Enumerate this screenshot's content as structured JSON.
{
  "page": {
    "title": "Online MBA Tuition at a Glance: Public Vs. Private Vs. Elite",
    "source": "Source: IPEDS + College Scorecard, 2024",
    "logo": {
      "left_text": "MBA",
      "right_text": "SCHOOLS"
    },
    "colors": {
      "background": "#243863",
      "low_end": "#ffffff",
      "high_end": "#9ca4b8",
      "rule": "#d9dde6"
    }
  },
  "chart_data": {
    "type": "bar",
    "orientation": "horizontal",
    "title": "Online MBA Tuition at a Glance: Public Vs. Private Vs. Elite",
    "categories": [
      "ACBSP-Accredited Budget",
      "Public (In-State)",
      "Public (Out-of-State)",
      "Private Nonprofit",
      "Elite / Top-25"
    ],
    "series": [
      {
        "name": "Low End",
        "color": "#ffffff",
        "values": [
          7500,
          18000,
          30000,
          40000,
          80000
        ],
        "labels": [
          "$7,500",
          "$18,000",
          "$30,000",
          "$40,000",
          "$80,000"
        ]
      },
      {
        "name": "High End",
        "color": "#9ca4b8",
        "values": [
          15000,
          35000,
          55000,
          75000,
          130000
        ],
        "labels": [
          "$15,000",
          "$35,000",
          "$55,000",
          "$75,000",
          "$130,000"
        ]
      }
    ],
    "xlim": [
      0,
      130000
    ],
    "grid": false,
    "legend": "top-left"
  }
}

····················

Goal of the exercise — Each entry must be reproduced verbatim.

Answer below —
Enumerate this screenshot's content as structured JSON.
{
  "page": {
    "title": "Online MBA Tuition at a Glance: Public Vs. Private Vs. Elite",
    "source": "Source: IPEDS + College Scorecard, 2024",
    "logo": {
      "left_text": "MBA",
      "right_text": "SCHOOLS"
    },
    "colors": {
      "background": "#243863",
      "low_end": "#ffffff",
      "high_end": "#9ca4b8",
      "rule": "#d9dde6"
    }
  },
  "chart_data": {
    "type": "bar",
    "orientation": "horizontal",
    "title": "Online MBA Tuition at a Glance: Public Vs. Private Vs. Elite",
    "categories": [
      "ACBSP-Accredited Budget",
      "Public (In-State)",
      "Public (Out-of-State)",
      "Private Nonprofit",
      "Elite / Top-25"
    ],
    "series": [
      {
        "name": "Low End",
        "color": "#ffffff",
        "values": [
          7500,
          18000,
          30000,
          40000,
          80000
        ],
        "labels": [
          "$7,500",
          "$18,000",
          "$30,000",
          "$40,000",
          "$80,000"
        ]
      },
      {
        "name": "High End",
        "color": "#9ca4b8",
        "values": [
          15000,
          35000,
          55000,
          75000,
          130000
        ],
        "labels": [
          "$15,000",
          "$35,000",
          "$55,000",
          "$75,000",
          "$130,000"
        ]
      }
    ],
    "xlim": [
      0,
      130000
    ],
    "grid": false,
    "legend": "top-left"
  }
}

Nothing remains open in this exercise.